Write out each line word for word. Drop pictures.

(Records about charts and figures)
• • • • • • •

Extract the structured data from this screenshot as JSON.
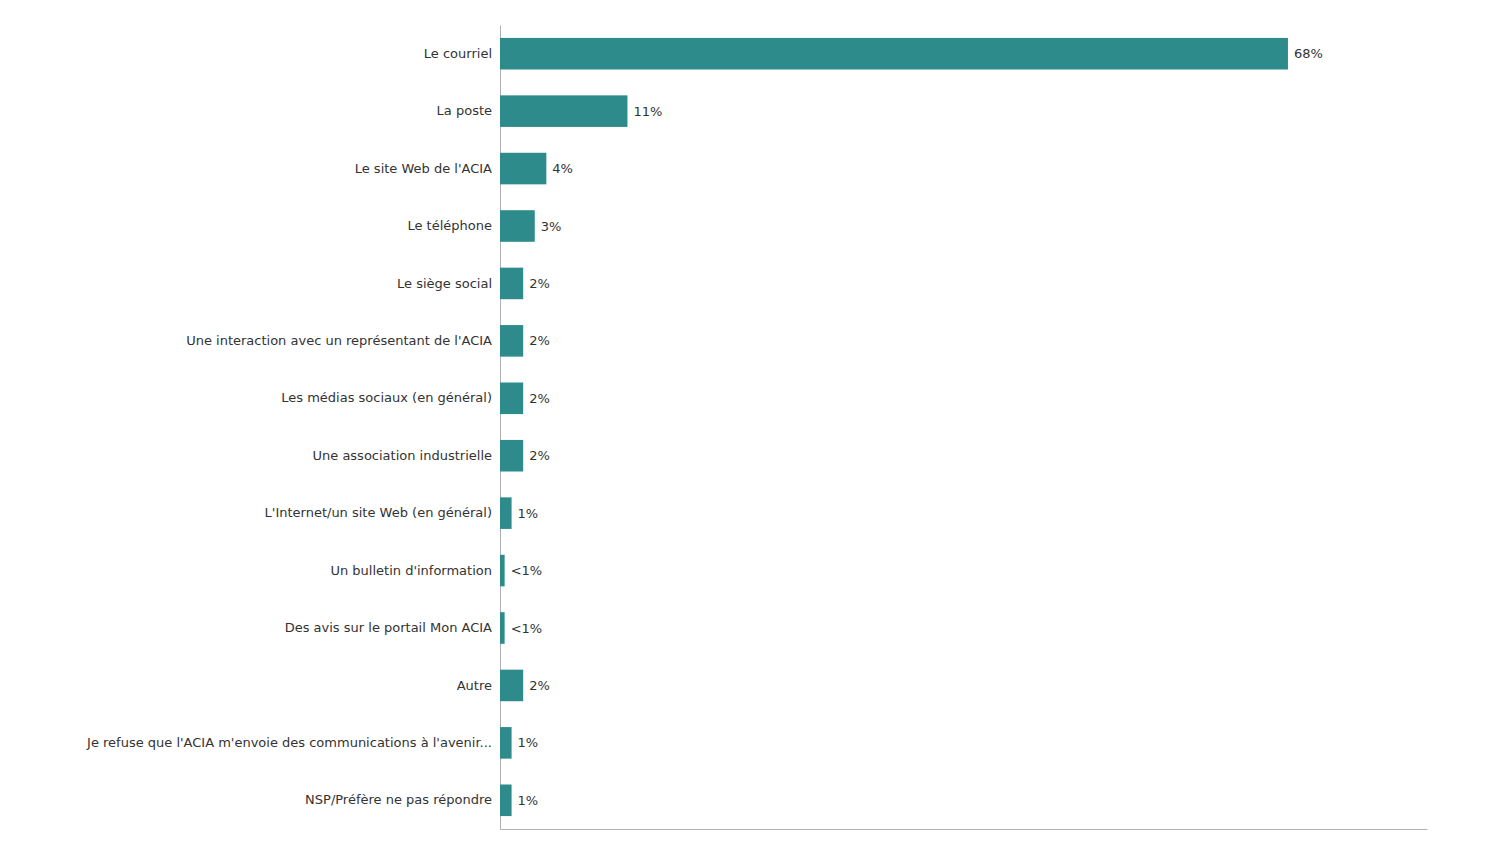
{
  "chart_data": {
    "type": "bar",
    "orientation": "horizontal",
    "categories": [
      "NSP/Préfère ne pas répondre",
      "Je refuse que l'ACIA m'envoie des communications à l'avenir...",
      "Autre",
      "Des avis sur le portail Mon ACIA",
      "Un bulletin d'information",
      "L'Internet/un site Web (en général)",
      "Une association industrielle",
      "Les médias sociaux (en général)",
      "Une interaction avec un représentant de l'ACIA",
      "Le siège social",
      "Le téléphone",
      "Le site Web de l'ACIA",
      "La poste",
      "Le courriel"
    ],
    "values": [
      1,
      1,
      2,
      0.4,
      0.4,
      1,
      2,
      2,
      2,
      2,
      3,
      4,
      11,
      68
    ],
    "value_labels": [
      "1%",
      "1%",
      "2%",
      "<1%",
      "<1%",
      "1%",
      "2%",
      "2%",
      "2%",
      "2%",
      "3%",
      "4%",
      "11%",
      "68%"
    ],
    "data_labels": true,
    "color": "#2e8b8b",
    "xlim": [
      0,
      80
    ],
    "tick_labels": "y",
    "grid": false
  }
}
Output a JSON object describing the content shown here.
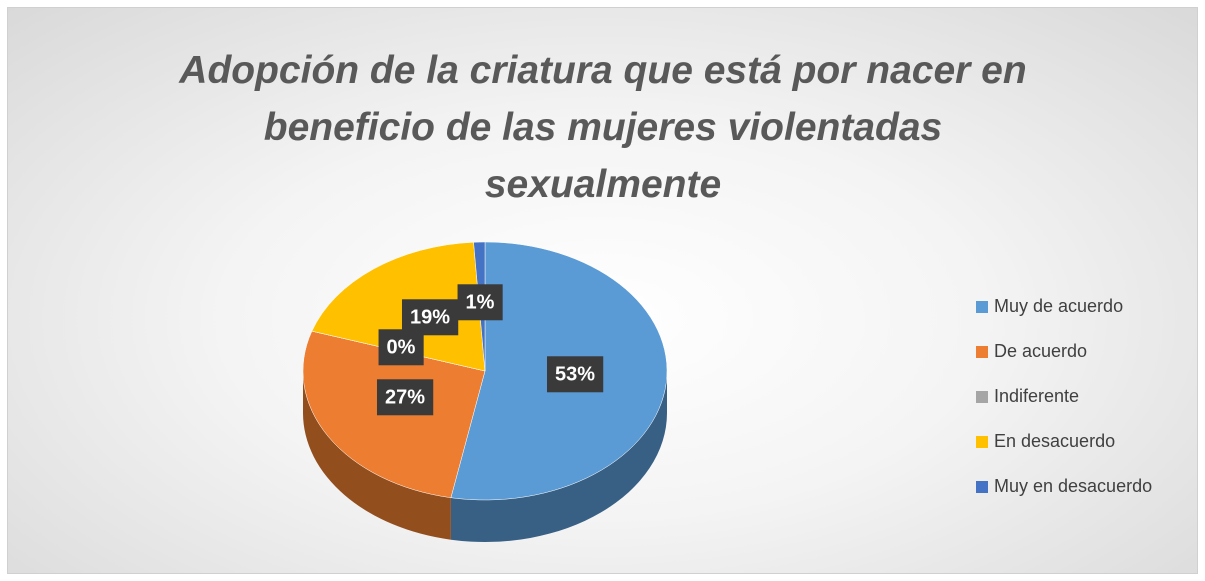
{
  "chart_data": {
    "type": "pie",
    "title": "Adopción de la criatura que está por nacer en beneficio de las mujeres violentadas sexualmente",
    "categories": [
      "Muy de acuerdo",
      "De acuerdo",
      "Indiferente",
      "En desacuerdo",
      "Muy en desacuerdo"
    ],
    "values": [
      53,
      27,
      0,
      19,
      1
    ],
    "value_labels": [
      "53%",
      "27%",
      "0%",
      "19%",
      "1%"
    ],
    "colors": [
      "#5b9bd5",
      "#ed7d31",
      "#a5a5a5",
      "#ffc000",
      "#4472c4"
    ],
    "legend": "right"
  }
}
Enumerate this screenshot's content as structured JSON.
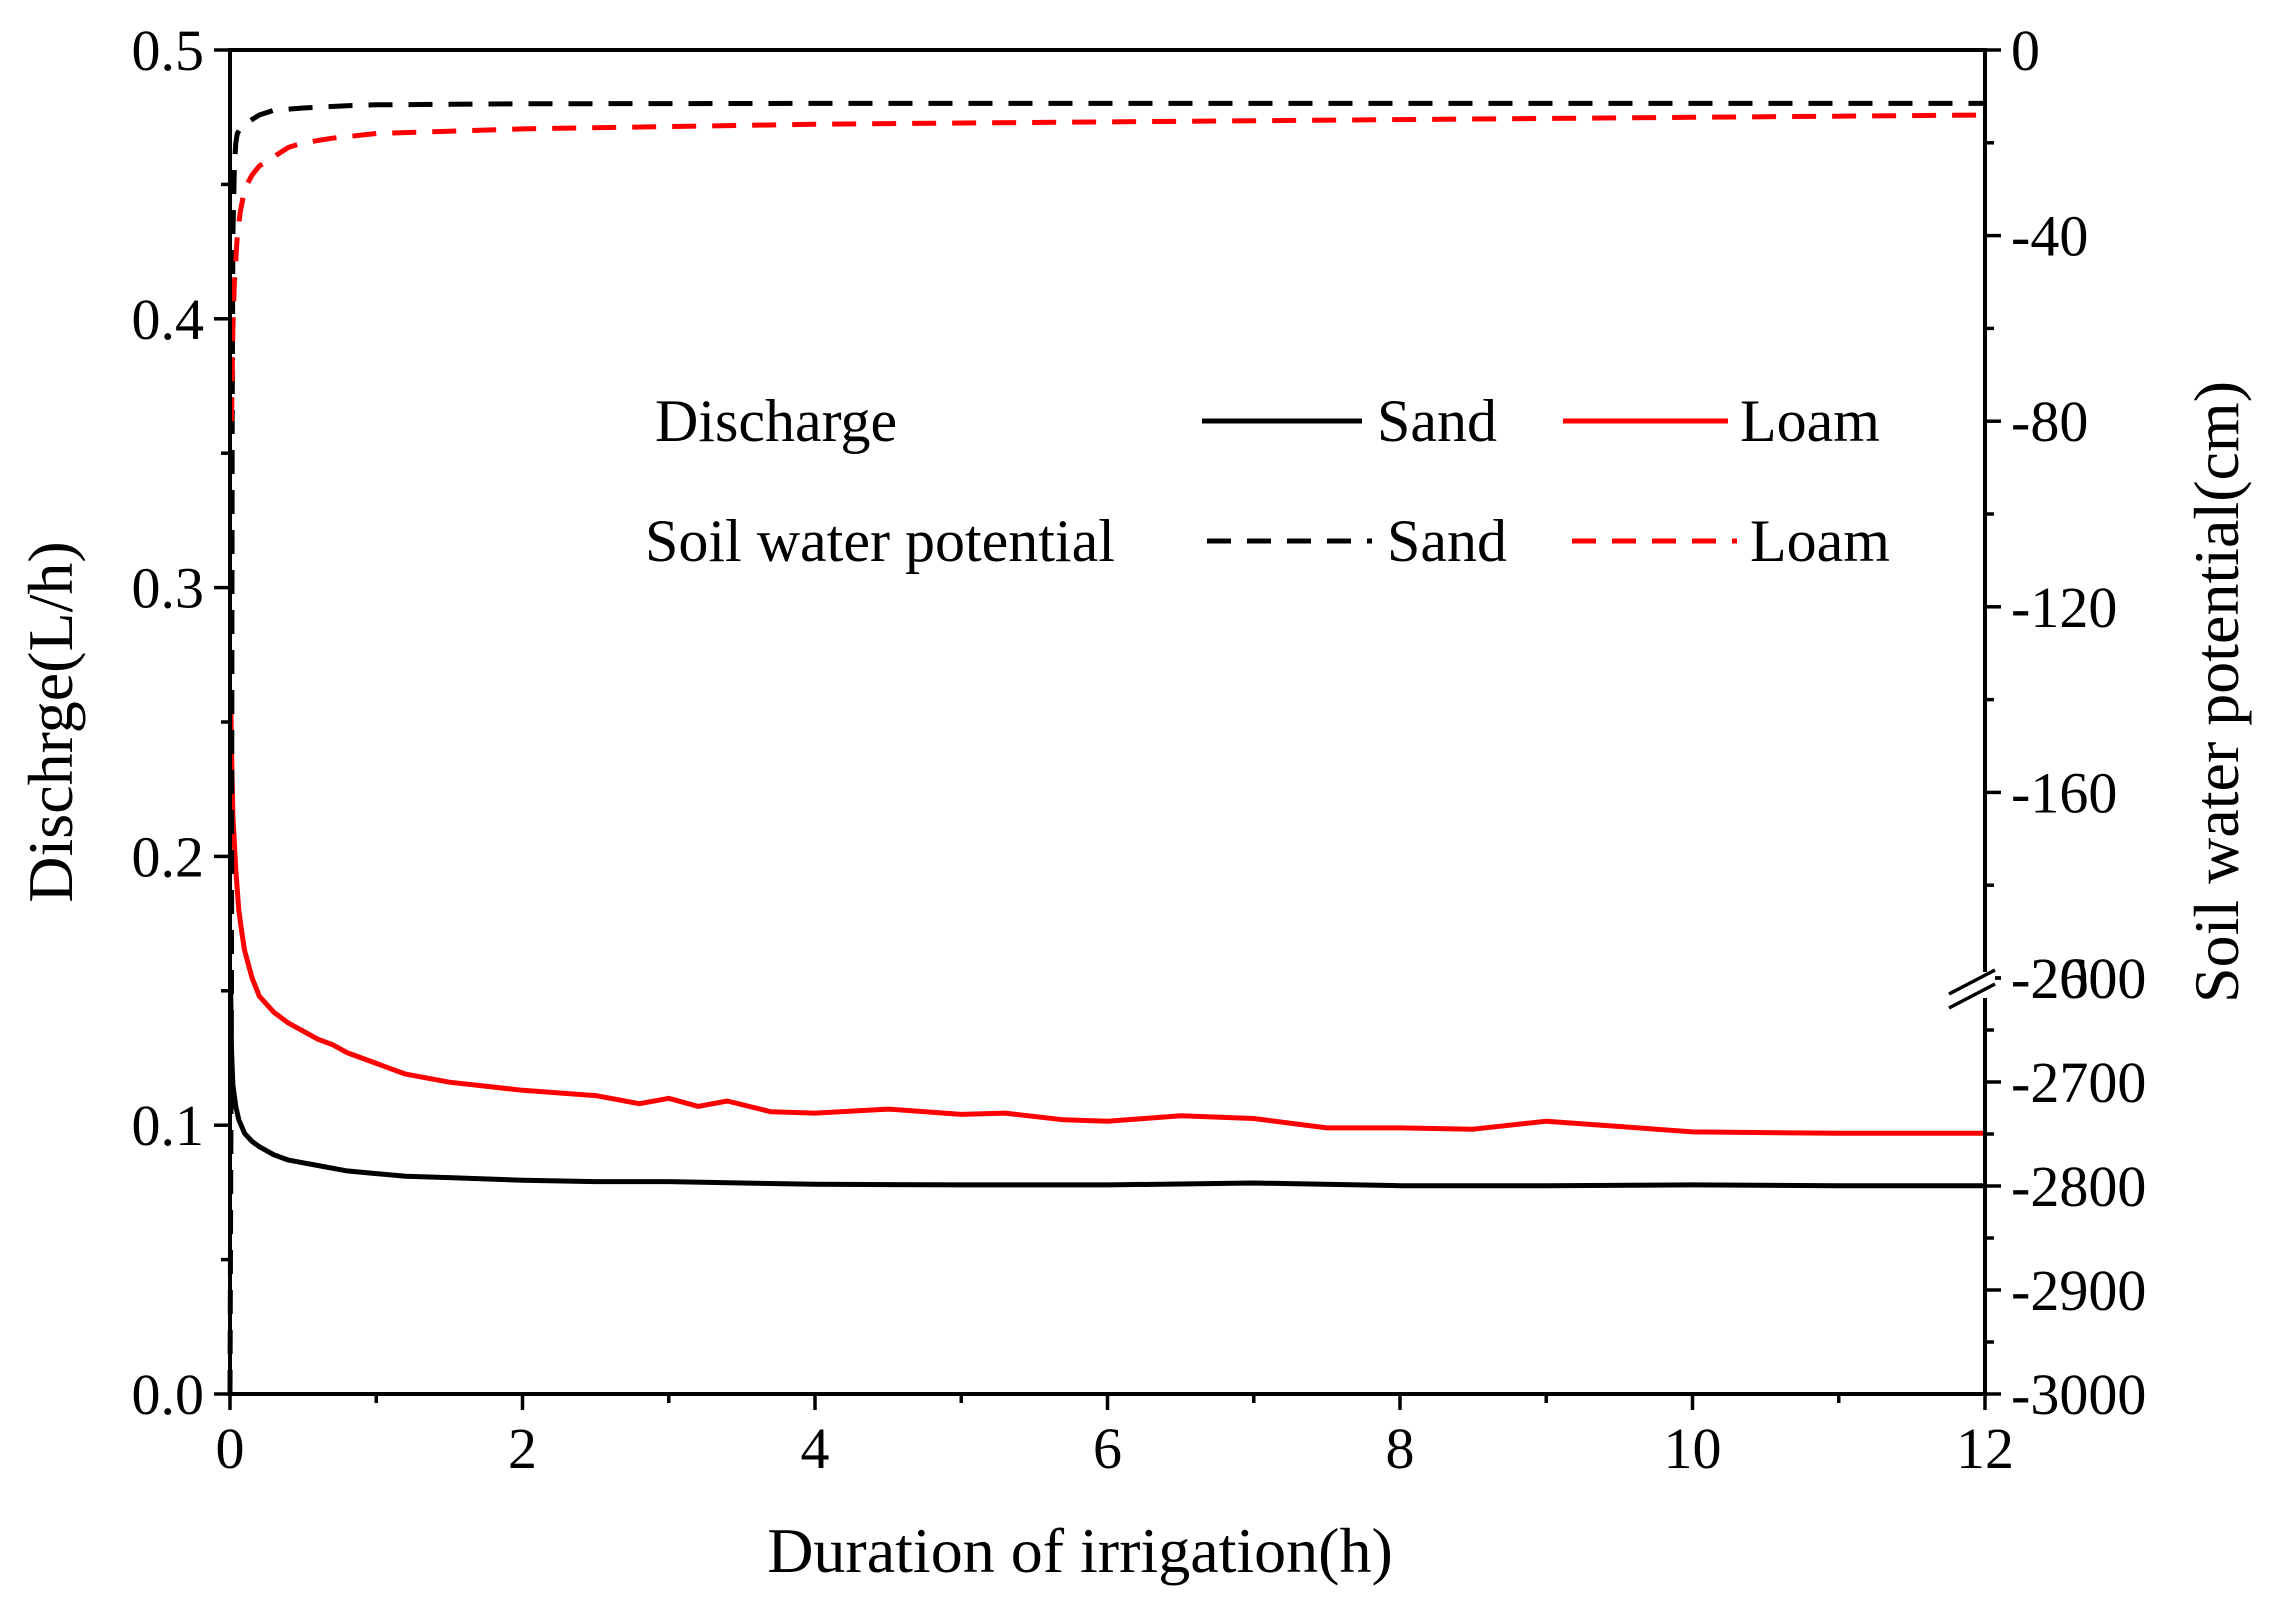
{
  "chart_data": {
    "type": "line",
    "title": "",
    "xlabel": "Duration of irrigation(h)",
    "ylabel": "Dischrge(L/h)",
    "y2label": "Soil water potential(cm)",
    "xlim": [
      0,
      12
    ],
    "ylim": [
      0,
      0.5
    ],
    "x_ticks": [
      "0",
      "2",
      "4",
      "6",
      "8",
      "10",
      "12"
    ],
    "y_ticks": [
      "0.0",
      "0.1",
      "0.2",
      "0.3",
      "0.4",
      "0.5"
    ],
    "y2_axis_break": true,
    "y2_upper": {
      "range": [
        -200,
        0
      ],
      "ticks": [
        "0",
        "-40",
        "-80",
        "-120",
        "-160",
        "-200"
      ]
    },
    "y2_lower": {
      "range": [
        -3000,
        -2600
      ],
      "ticks": [
        "-2600",
        "-2700",
        "-2800",
        "-2900",
        "-3000"
      ]
    },
    "legend": {
      "placement": "upper-center",
      "group_discharge": "Discharge",
      "group_potential": "Soil water potential",
      "sand": "Sand",
      "loam": "Loam"
    },
    "series": [
      {
        "name": "Sand",
        "kind": "Discharge",
        "axis": "left",
        "color": "#000000",
        "dash": "solid",
        "x": [
          0.005,
          0.01,
          0.02,
          0.04,
          0.06,
          0.1,
          0.15,
          0.2,
          0.3,
          0.4,
          0.5,
          0.6,
          0.8,
          1.0,
          1.2,
          1.5,
          2.0,
          2.5,
          3.0,
          3.5,
          4.0,
          5.0,
          6.0,
          7.0,
          8.0,
          9.0,
          10.0,
          11.0,
          12.0
        ],
        "values": [
          0.15,
          0.128,
          0.115,
          0.107,
          0.102,
          0.097,
          0.094,
          0.092,
          0.089,
          0.087,
          0.086,
          0.085,
          0.083,
          0.082,
          0.081,
          0.0805,
          0.0795,
          0.079,
          0.079,
          0.0785,
          0.078,
          0.0778,
          0.0778,
          0.0785,
          0.0775,
          0.0775,
          0.0778,
          0.0775,
          0.0775
        ]
      },
      {
        "name": "Loam",
        "kind": "Discharge",
        "axis": "left",
        "color": "#ff0000",
        "dash": "solid",
        "x": [
          0.005,
          0.01,
          0.02,
          0.04,
          0.06,
          0.08,
          0.1,
          0.15,
          0.2,
          0.3,
          0.4,
          0.5,
          0.6,
          0.7,
          0.8,
          1.0,
          1.2,
          1.5,
          2.0,
          2.5,
          2.8,
          3.0,
          3.2,
          3.4,
          3.7,
          4.0,
          4.5,
          5.0,
          5.3,
          5.7,
          6.0,
          6.5,
          7.0,
          7.5,
          8.0,
          8.5,
          9.0,
          9.5,
          10.0,
          11.0,
          12.0
        ],
        "values": [
          0.26,
          0.24,
          0.215,
          0.195,
          0.18,
          0.172,
          0.165,
          0.155,
          0.148,
          0.142,
          0.138,
          0.135,
          0.132,
          0.13,
          0.127,
          0.123,
          0.119,
          0.116,
          0.113,
          0.111,
          0.108,
          0.11,
          0.107,
          0.109,
          0.105,
          0.1045,
          0.106,
          0.104,
          0.1045,
          0.102,
          0.1015,
          0.1035,
          0.1025,
          0.099,
          0.099,
          0.0985,
          0.1015,
          0.0995,
          0.0975,
          0.097,
          0.097
        ]
      },
      {
        "name": "Sand",
        "kind": "Soil water potential",
        "axis": "right",
        "color": "#000000",
        "dash": "dashed",
        "x": [
          0,
          0.005,
          0.01,
          0.015,
          0.02,
          0.03,
          0.04,
          0.05,
          0.07,
          0.1,
          0.15,
          0.2,
          0.3,
          0.5,
          0.8,
          1.0,
          2.0,
          4.0,
          6.0,
          8.0,
          10.0,
          12.0
        ],
        "values": [
          -3000,
          -2800,
          -2600,
          -80,
          -40,
          -25,
          -20,
          -18,
          -17,
          -16,
          -15,
          -14,
          -13,
          -12.5,
          -12,
          -11.8,
          -11.6,
          -11.5,
          -11.5,
          -11.5,
          -11.5,
          -11.5
        ]
      },
      {
        "name": "Loam",
        "kind": "Soil water potential",
        "axis": "right",
        "color": "#ff0000",
        "dash": "dashed",
        "x": [
          0.01,
          0.02,
          0.03,
          0.05,
          0.07,
          0.1,
          0.15,
          0.2,
          0.3,
          0.4,
          0.5,
          0.7,
          1.0,
          1.5,
          2.0,
          3.0,
          4.0,
          6.0,
          8.0,
          10.0,
          12.0
        ],
        "values": [
          -80,
          -60,
          -50,
          -40,
          -35,
          -30,
          -27,
          -25,
          -23,
          -21,
          -20,
          -19,
          -18,
          -17.5,
          -17,
          -16.5,
          -16,
          -15.5,
          -15,
          -14.5,
          -14
        ]
      }
    ]
  }
}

• • • • • • •

Result of the exercise -
Extract the structured data from this screenshot as JSON.
{
  "chart_data": {
    "type": "bar",
    "orientation": "horizontal",
    "categories": [
      "NSP/Préfère ne pas répondre",
      "Je refuse que l'ACIA m'envoie des communications à l'avenir...",
      "Autre",
      "Des avis sur le portail Mon ACIA",
      "Un bulletin d'information",
      "L'Internet/un site Web (en général)",
      "Une association industrielle",
      "Les médias sociaux (en général)",
      "Une interaction avec un représentant de l'ACIA",
      "Le siège social",
      "Le téléphone",
      "Le site Web de l'ACIA",
      "La poste",
      "Le courriel"
    ],
    "values": [
      1,
      1,
      2,
      0.4,
      0.4,
      1,
      2,
      2,
      2,
      2,
      3,
      4,
      11,
      68
    ],
    "value_labels": [
      "1%",
      "1%",
      "2%",
      "<1%",
      "<1%",
      "1%",
      "2%",
      "2%",
      "2%",
      "2%",
      "3%",
      "4%",
      "11%",
      "68%"
    ],
    "data_labels": true,
    "color": "#2e8b8b",
    "xlim": [
      0,
      80
    ],
    "tick_labels": "y",
    "grid": false
  }
}
Output a JSON object describing the content shown here.
{
  "chart_data": {
    "type": "pie",
    "title": "Adopción de la criatura que está por nacer en beneficio de las mujeres violentadas sexualmente",
    "categories": [
      "Muy de acuerdo",
      "De acuerdo",
      "Indiferente",
      "En desacuerdo",
      "Muy en desacuerdo"
    ],
    "values": [
      53,
      27,
      0,
      19,
      1
    ],
    "value_labels": [
      "53%",
      "27%",
      "0%",
      "19%",
      "1%"
    ],
    "colors": [
      "#5b9bd5",
      "#ed7d31",
      "#a5a5a5",
      "#ffc000",
      "#4472c4"
    ],
    "legend": "right"
  }
}
Enumerate this screenshot's content as structured JSON.
{
  "chart_data": {
    "type": "line",
    "title": "",
    "xlabel": "Duration of irrigation(h)",
    "ylabel": "Dischrge(L/h)",
    "y2label": "Soil water potential(cm)",
    "xlim": [
      0,
      12
    ],
    "ylim": [
      0,
      0.5
    ],
    "x_ticks": [
      "0",
      "2",
      "4",
      "6",
      "8",
      "10",
      "12"
    ],
    "y_ticks": [
      "0.0",
      "0.1",
      "0.2",
      "0.3",
      "0.4",
      "0.5"
    ],
    "y2_axis_break": true,
    "y2_upper": {
      "range": [
        -200,
        0
      ],
      "ticks": [
        "0",
        "-40",
        "-80",
        "-120",
        "-160",
        "-200"
      ]
    },
    "y2_lower": {
      "range": [
        -3000,
        -2600
      ],
      "ticks": [
        "-2600",
        "-2700",
        "-2800",
        "-2900",
        "-3000"
      ]
    },
    "legend": {
      "placement": "upper-center",
      "group_discharge": "Discharge",
      "group_potential": "Soil water potential",
      "sand": "Sand",
      "loam": "Loam"
    },
    "series": [
      {
        "name": "Sand",
        "kind": "Discharge",
        "axis": "left",
        "color": "#000000",
        "dash": "solid",
        "x": [
          0.005,
          0.01,
          0.02,
          0.04,
          0.06,
          0.1,
          0.15,
          0.2,
          0.3,
          0.4,
          0.5,
          0.6,
          0.8,
          1.0,
          1.2,
          1.5,
          2.0,
          2.5,
          3.0,
          3.5,
          4.0,
          5.0,
          6.0,
          7.0,
          8.0,
          9.0,
          10.0,
          11.0,
          12.0
        ],
        "values": [
          0.15,
          0.128,
          0.115,
          0.107,
          0.102,
          0.097,
          0.094,
          0.092,
          0.089,
          0.087,
          0.086,
          0.085,
          0.083,
          0.082,
          0.081,
          0.0805,
          0.0795,
          0.079,
          0.079,
          0.0785,
          0.078,
          0.0778,
          0.0778,
          0.0785,
          0.0775,
          0.0775,
          0.0778,
          0.0775,
          0.0775
        ]
      },
      {
        "name": "Loam",
        "kind": "Discharge",
        "axis": "left",
        "color": "#ff0000",
        "dash": "solid",
        "x": [
          0.005,
          0.01,
          0.02,
          0.04,
          0.06,
          0.08,
          0.1,
          0.15,
          0.2,
          0.3,
          0.4,
          0.5,
          0.6,
          0.7,
          0.8,
          1.0,
          1.2,
          1.5,
          2.0,
          2.5,
          2.8,
          3.0,
          3.2,
          3.4,
          3.7,
          4.0,
          4.5,
          5.0,
          5.3,
          5.7,
          6.0,
          6.5,
          7.0,
          7.5,
          8.0,
          8.5,
          9.0,
          9.5,
          10.0,
          11.0,
          12.0
        ],
        "values": [
          0.26,
          0.24,
          0.215,
          0.195,
          0.18,
          0.172,
          0.165,
          0.155,
          0.148,
          0.142,
          0.138,
          0.135,
          0.132,
          0.13,
          0.127,
          0.123,
          0.119,
          0.116,
          0.113,
          0.111,
          0.108,
          0.11,
          0.107,
          0.109,
          0.105,
          0.1045,
          0.106,
          0.104,
          0.1045,
          0.102,
          0.1015,
          0.1035,
          0.1025,
          0.099,
          0.099,
          0.0985,
          0.1015,
          0.0995,
          0.0975,
          0.097,
          0.097
        ]
      },
      {
        "name": "Sand",
        "kind": "Soil water potential",
        "axis": "right",
        "color": "#000000",
        "dash": "dashed",
        "x": [
          0,
          0.005,
          0.01,
          0.015,
          0.02,
          0.03,
          0.04,
          0.05,
          0.07,
          0.1,
          0.15,
          0.2,
          0.3,
          0.5,
          0.8,
          1.0,
          2.0,
          4.0,
          6.0,
          8.0,
          10.0,
          12.0
        ],
        "values": [
          -3000,
          -2800,
          -2600,
          -80,
          -40,
          -25,
          -20,
          -18,
          -17,
          -16,
          -15,
          -14,
          -13,
          -12.5,
          -12,
          -11.8,
          -11.6,
          -11.5,
          -11.5,
          -11.5,
          -11.5,
          -11.5
        ]
      },
      {
        "name": "Loam",
        "kind": "Soil water potential",
        "axis": "right",
        "color": "#ff0000",
        "dash": "dashed",
        "x": [
          0.01,
          0.02,
          0.03,
          0.05,
          0.07,
          0.1,
          0.15,
          0.2,
          0.3,
          0.4,
          0.5,
          0.7,
          1.0,
          1.5,
          2.0,
          3.0,
          4.0,
          6.0,
          8.0,
          10.0,
          12.0
        ],
        "values": [
          -80,
          -60,
          -50,
          -40,
          -35,
          -30,
          -27,
          -25,
          -23,
          -21,
          -20,
          -19,
          -18,
          -17.5,
          -17,
          -16.5,
          -16,
          -15.5,
          -15,
          -14.5,
          -14
        ]
      }
    ]
  }
}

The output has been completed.